What you have to do ->
Filter the entries, keeping every line with the word "carburante".

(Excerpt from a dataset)
* start *

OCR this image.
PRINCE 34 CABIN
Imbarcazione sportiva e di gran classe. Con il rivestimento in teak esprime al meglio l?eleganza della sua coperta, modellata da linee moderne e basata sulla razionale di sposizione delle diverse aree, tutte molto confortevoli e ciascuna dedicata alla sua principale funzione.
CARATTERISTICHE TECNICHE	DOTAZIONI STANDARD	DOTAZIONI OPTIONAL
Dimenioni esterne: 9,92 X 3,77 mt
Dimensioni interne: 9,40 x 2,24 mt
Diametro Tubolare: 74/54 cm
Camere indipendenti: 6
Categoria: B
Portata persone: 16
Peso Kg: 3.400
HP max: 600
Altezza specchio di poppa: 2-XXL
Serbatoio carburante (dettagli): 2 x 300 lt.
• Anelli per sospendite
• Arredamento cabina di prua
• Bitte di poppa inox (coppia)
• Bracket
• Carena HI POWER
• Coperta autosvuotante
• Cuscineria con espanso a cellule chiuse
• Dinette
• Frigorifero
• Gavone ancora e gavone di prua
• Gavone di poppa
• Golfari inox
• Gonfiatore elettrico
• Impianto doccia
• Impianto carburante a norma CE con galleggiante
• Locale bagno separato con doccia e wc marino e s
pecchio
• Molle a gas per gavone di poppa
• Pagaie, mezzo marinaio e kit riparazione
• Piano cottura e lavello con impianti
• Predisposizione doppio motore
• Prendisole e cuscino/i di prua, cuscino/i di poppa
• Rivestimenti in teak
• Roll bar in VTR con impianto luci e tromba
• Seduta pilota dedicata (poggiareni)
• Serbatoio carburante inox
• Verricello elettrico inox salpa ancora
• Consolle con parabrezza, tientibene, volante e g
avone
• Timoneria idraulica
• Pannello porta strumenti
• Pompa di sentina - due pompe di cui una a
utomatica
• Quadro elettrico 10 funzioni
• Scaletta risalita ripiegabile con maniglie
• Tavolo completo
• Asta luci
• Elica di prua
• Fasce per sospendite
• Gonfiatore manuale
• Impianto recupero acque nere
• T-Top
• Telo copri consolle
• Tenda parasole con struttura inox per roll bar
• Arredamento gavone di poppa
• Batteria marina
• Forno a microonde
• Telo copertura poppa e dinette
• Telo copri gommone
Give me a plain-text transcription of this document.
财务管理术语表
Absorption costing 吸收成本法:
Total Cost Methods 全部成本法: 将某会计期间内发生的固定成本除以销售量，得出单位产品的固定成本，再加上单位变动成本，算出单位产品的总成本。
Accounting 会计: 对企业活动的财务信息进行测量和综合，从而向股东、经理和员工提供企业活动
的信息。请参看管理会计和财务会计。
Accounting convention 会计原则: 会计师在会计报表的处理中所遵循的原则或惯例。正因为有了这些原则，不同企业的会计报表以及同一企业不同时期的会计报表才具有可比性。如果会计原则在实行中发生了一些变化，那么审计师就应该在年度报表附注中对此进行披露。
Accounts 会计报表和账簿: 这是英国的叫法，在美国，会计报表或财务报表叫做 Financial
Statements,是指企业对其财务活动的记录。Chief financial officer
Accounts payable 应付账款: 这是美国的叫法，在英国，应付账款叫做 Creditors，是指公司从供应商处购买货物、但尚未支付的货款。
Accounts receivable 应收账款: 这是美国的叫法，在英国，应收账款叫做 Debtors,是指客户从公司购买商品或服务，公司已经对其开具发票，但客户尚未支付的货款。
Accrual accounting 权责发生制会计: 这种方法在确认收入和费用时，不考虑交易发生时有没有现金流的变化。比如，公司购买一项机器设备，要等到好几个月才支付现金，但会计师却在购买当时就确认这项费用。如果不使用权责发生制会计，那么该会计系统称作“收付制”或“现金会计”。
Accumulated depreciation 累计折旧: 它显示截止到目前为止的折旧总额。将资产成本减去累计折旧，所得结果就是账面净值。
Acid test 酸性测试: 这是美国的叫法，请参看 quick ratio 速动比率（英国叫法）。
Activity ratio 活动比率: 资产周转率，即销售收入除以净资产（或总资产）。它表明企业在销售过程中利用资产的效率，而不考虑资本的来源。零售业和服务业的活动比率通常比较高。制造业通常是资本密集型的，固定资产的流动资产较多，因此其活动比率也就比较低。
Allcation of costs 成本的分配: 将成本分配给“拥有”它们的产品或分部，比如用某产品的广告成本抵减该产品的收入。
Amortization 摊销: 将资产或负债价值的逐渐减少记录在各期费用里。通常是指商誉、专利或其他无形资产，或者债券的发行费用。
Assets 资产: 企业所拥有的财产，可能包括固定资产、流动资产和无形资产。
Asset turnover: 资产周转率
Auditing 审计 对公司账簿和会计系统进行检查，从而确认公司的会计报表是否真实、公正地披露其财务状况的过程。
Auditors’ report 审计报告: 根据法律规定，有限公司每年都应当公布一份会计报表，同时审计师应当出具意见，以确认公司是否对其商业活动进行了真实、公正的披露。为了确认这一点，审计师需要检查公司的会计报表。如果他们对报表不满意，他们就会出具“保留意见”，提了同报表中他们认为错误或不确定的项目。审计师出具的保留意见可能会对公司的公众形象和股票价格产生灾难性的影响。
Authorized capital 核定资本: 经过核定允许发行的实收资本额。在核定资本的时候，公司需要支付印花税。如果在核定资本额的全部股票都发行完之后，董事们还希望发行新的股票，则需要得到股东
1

* end *

Result ->
Serbatoio carburante (dettagli): 2 x 300 lt.
• Impianto carburante a norma CE con galleggiante
• Serbatoio carburante inox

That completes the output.